Short exercise – Give only the number of lines in the data that include the string "reduction".
*-*-*
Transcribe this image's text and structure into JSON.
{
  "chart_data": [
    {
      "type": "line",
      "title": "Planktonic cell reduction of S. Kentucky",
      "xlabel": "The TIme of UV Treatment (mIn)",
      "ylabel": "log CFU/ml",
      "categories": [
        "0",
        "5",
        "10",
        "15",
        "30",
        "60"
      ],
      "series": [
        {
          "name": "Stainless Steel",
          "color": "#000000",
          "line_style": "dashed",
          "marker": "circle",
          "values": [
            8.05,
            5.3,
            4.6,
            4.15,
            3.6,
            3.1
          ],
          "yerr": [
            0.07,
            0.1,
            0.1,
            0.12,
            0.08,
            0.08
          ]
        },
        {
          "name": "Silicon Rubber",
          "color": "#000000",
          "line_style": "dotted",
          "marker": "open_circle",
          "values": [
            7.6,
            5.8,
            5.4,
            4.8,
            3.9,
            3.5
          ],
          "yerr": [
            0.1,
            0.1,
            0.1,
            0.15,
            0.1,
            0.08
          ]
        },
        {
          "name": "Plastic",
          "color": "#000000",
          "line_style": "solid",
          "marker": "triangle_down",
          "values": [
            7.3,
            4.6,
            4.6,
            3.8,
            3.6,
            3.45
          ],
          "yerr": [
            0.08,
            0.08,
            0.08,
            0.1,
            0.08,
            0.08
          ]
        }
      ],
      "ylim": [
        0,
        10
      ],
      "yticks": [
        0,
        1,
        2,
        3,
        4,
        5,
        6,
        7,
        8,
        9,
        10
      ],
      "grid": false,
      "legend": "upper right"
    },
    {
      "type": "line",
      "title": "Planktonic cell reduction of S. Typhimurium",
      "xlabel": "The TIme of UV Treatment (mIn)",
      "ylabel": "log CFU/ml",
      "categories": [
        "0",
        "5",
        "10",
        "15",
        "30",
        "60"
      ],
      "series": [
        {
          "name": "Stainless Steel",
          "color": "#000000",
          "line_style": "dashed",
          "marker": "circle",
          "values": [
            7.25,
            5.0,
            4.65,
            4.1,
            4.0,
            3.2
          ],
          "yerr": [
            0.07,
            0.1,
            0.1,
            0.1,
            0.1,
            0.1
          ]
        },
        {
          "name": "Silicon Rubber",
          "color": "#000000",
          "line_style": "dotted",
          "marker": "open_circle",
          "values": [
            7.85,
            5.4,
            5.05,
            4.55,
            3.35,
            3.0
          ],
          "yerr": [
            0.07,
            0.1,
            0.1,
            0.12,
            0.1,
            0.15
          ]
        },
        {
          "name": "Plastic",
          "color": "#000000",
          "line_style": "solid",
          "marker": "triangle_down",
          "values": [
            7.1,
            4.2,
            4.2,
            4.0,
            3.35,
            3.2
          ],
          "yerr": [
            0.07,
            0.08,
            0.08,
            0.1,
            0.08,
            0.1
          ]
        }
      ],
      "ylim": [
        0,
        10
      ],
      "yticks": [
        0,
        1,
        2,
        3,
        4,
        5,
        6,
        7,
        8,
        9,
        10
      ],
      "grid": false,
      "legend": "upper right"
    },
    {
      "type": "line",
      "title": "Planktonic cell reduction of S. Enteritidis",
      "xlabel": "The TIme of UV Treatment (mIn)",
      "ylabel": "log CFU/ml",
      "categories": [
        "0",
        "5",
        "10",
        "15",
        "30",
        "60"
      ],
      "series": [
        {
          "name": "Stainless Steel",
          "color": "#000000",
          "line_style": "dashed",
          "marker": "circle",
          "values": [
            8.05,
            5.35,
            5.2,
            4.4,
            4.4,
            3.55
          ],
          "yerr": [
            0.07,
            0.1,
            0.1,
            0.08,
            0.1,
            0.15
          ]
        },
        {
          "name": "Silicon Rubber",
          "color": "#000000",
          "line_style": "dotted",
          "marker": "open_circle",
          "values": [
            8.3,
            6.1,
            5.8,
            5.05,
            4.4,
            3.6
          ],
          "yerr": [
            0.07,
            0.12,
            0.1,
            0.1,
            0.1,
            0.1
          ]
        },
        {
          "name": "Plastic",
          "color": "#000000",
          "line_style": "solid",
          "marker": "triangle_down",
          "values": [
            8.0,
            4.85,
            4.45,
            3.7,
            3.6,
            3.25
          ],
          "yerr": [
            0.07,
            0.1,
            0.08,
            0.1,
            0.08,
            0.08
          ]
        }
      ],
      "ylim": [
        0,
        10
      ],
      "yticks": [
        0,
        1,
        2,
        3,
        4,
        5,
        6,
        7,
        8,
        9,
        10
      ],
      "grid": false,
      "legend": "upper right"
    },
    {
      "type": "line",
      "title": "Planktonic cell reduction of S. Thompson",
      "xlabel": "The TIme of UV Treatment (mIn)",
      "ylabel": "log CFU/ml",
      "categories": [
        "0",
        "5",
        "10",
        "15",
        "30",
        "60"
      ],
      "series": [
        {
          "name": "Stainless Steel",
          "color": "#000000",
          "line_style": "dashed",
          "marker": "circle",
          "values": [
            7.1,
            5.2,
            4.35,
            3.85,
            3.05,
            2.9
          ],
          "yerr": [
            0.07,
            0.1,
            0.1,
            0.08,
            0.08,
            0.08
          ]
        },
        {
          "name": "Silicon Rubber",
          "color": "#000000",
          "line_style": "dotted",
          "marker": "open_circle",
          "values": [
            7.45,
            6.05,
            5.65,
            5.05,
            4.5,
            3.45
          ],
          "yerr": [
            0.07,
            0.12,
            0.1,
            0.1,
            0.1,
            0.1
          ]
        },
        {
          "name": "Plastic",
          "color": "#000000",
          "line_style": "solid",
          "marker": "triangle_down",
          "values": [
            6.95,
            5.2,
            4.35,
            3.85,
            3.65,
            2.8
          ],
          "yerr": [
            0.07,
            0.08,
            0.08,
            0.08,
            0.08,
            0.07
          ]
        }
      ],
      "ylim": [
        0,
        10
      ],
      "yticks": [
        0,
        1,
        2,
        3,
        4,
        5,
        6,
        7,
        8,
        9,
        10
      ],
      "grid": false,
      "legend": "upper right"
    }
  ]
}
*-*-*
Exercise solution – 4